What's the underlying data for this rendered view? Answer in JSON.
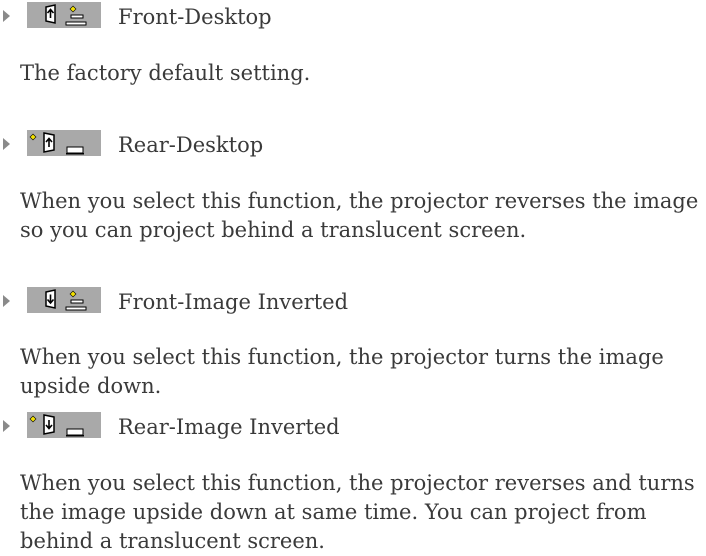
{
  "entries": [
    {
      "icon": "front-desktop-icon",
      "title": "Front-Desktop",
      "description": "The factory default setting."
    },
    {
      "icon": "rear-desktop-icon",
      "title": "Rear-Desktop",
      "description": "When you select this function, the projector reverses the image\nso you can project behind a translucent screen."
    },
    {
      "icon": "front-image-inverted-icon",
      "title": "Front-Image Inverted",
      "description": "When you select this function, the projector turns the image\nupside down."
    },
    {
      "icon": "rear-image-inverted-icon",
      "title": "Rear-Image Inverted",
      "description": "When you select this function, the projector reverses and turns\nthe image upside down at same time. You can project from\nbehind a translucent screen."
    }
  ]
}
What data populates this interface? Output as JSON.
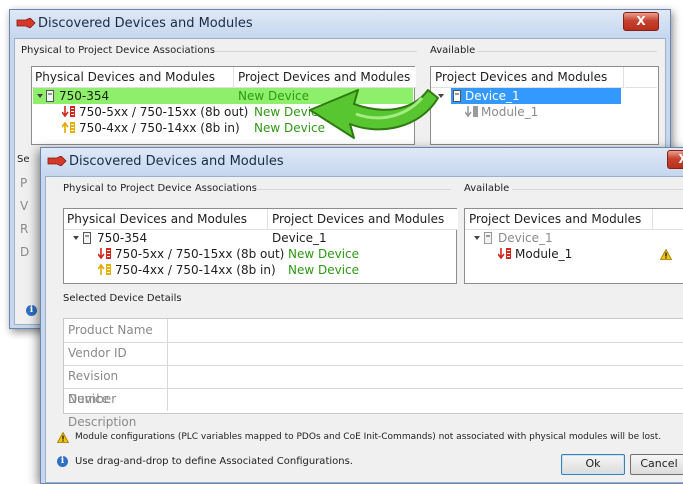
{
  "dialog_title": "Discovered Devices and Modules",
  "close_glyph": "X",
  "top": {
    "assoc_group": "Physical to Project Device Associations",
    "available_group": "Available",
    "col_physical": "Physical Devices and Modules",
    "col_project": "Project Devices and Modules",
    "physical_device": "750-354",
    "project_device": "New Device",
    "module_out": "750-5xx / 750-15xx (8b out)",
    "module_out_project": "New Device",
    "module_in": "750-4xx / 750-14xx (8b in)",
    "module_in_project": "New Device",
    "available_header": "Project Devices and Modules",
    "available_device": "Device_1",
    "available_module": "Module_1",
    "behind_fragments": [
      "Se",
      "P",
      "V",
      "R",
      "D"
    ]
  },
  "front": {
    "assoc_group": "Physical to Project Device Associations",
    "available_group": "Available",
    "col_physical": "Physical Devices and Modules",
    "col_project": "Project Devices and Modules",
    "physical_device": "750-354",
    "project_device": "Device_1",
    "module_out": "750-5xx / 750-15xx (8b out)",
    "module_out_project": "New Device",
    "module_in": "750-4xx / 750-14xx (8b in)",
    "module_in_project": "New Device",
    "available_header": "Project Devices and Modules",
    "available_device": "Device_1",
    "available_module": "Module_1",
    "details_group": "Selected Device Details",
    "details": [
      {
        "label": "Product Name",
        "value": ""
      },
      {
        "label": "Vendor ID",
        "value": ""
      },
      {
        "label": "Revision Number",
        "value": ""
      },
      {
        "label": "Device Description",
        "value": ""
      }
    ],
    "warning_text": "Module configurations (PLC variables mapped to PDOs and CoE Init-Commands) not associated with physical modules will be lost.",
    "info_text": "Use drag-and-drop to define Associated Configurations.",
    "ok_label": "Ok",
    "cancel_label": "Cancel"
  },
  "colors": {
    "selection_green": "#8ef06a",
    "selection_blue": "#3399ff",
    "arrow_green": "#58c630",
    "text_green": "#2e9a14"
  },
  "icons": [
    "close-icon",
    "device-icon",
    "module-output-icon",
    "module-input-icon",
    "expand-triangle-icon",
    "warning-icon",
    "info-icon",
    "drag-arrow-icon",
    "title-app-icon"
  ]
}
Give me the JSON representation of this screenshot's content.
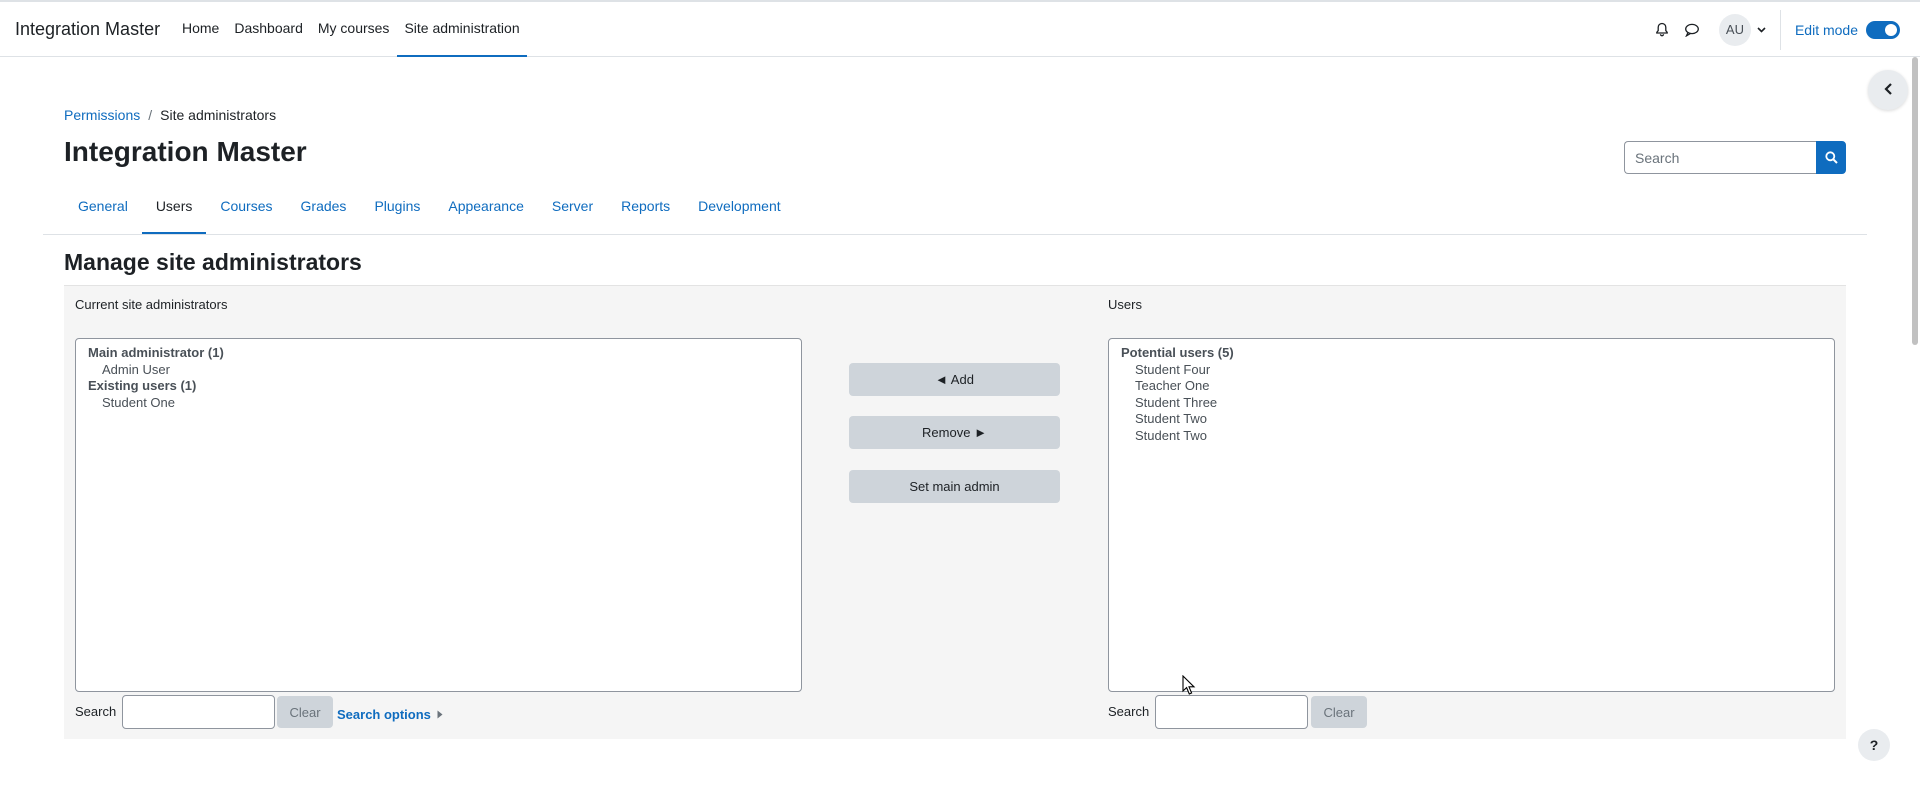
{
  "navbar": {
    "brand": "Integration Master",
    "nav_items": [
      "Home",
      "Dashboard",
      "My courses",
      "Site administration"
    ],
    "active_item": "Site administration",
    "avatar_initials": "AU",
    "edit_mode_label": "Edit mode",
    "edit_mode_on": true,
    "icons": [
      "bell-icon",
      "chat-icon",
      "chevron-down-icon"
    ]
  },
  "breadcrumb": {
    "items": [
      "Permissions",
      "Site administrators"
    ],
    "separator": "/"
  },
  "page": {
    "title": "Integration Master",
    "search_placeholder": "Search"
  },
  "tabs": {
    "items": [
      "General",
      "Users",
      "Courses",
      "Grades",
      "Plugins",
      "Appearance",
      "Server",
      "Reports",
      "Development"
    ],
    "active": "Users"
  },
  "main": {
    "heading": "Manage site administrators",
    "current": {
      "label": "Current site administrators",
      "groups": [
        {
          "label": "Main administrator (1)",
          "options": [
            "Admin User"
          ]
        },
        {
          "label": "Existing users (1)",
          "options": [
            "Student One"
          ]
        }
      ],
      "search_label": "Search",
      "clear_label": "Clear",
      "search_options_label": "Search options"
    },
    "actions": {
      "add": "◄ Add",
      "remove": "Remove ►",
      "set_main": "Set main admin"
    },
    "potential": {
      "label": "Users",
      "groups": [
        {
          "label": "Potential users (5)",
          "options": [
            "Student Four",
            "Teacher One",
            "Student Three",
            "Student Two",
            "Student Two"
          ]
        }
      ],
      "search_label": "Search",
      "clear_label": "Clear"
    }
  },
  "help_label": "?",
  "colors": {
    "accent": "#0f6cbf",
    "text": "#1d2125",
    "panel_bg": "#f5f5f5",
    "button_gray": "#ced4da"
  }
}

• • • • •

■ Required task
Print out the lines exactly, skipping any picture.

■ Solved exercise
What's the underlying data for this rendered view? Answer in JSON.
{
  "entries": [
    {
      "icon": "front-desktop-icon",
      "title": "Front-Desktop",
      "description": "The factory default setting."
    },
    {
      "icon": "rear-desktop-icon",
      "title": "Rear-Desktop",
      "description": "When you select this function, the projector reverses the image\nso you can project behind a translucent screen."
    },
    {
      "icon": "front-image-inverted-icon",
      "title": "Front-Image Inverted",
      "description": "When you select this function, the projector turns the image\nupside down."
    },
    {
      "icon": "rear-image-inverted-icon",
      "title": "Rear-Image Inverted",
      "description": "When you select this function, the projector reverses and turns\nthe image upside down at same time. You can project from\nbehind a translucent screen."
    }
  ]
}
What data populates this interface? Output as JSON.
{
  "dialog_title": "Discovered Devices and Modules",
  "close_glyph": "X",
  "top": {
    "assoc_group": "Physical to Project Device Associations",
    "available_group": "Available",
    "col_physical": "Physical Devices and Modules",
    "col_project": "Project Devices and Modules",
    "physical_device": "750-354",
    "project_device": "New Device",
    "module_out": "750-5xx / 750-15xx (8b out)",
    "module_out_project": "New Device",
    "module_in": "750-4xx / 750-14xx (8b in)",
    "module_in_project": "New Device",
    "available_header": "Project Devices and Modules",
    "available_device": "Device_1",
    "available_module": "Module_1",
    "behind_fragments": [
      "Se",
      "P",
      "V",
      "R",
      "D"
    ]
  },
  "front": {
    "assoc_group": "Physical to Project Device Associations",
    "available_group": "Available",
    "col_physical": "Physical Devices and Modules",
    "col_project": "Project Devices and Modules",
    "physical_device": "750-354",
    "project_device": "Device_1",
    "module_out": "750-5xx / 750-15xx (8b out)",
    "module_out_project": "New Device",
    "module_in": "750-4xx / 750-14xx (8b in)",
    "module_in_project": "New Device",
    "available_header": "Project Devices and Modules",
    "available_device": "Device_1",
    "available_module": "Module_1",
    "details_group": "Selected Device Details",
    "details": [
      {
        "label": "Product Name",
        "value": ""
      },
      {
        "label": "Vendor ID",
        "value": ""
      },
      {
        "label": "Revision Number",
        "value": ""
      },
      {
        "label": "Device Description",
        "value": ""
      }
    ],
    "warning_text": "Module configurations (PLC variables mapped to PDOs and CoE Init-Commands) not associated with physical modules will be lost.",
    "info_text": "Use drag-and-drop to define Associated Configurations.",
    "ok_label": "Ok",
    "cancel_label": "Cancel"
  },
  "colors": {
    "selection_green": "#8ef06a",
    "selection_blue": "#3399ff",
    "arrow_green": "#58c630",
    "text_green": "#2e9a14"
  },
  "icons": [
    "close-icon",
    "device-icon",
    "module-output-icon",
    "module-input-icon",
    "expand-triangle-icon",
    "warning-icon",
    "info-icon",
    "drag-arrow-icon",
    "title-app-icon"
  ]
}
Give me the JSON representation of this screenshot's content.
{
  "navbar": {
    "brand": "Integration Master",
    "nav_items": [
      "Home",
      "Dashboard",
      "My courses",
      "Site administration"
    ],
    "active_item": "Site administration",
    "avatar_initials": "AU",
    "edit_mode_label": "Edit mode",
    "edit_mode_on": true,
    "icons": [
      "bell-icon",
      "chat-icon",
      "chevron-down-icon"
    ]
  },
  "breadcrumb": {
    "items": [
      "Permissions",
      "Site administrators"
    ],
    "separator": "/"
  },
  "page": {
    "title": "Integration Master",
    "search_placeholder": "Search"
  },
  "tabs": {
    "items": [
      "General",
      "Users",
      "Courses",
      "Grades",
      "Plugins",
      "Appearance",
      "Server",
      "Reports",
      "Development"
    ],
    "active": "Users"
  },
  "main": {
    "heading": "Manage site administrators",
    "current": {
      "label": "Current site administrators",
      "groups": [
        {
          "label": "Main administrator (1)",
          "options": [
            "Admin User"
          ]
        },
        {
          "label": "Existing users (1)",
          "options": [
            "Student One"
          ]
        }
      ],
      "search_label": "Search",
      "clear_label": "Clear",
      "search_options_label": "Search options"
    },
    "actions": {
      "add": "◄ Add",
      "remove": "Remove ►",
      "set_main": "Set main admin"
    },
    "potential": {
      "label": "Users",
      "groups": [
        {
          "label": "Potential users (5)",
          "options": [
            "Student Four",
            "Teacher One",
            "Student Three",
            "Student Two",
            "Student Two"
          ]
        }
      ],
      "search_label": "Search",
      "clear_label": "Clear"
    }
  },
  "help_label": "?",
  "colors": {
    "accent": "#0f6cbf",
    "text": "#1d2125",
    "panel_bg": "#f5f5f5",
    "button_gray": "#ced4da"
  }
}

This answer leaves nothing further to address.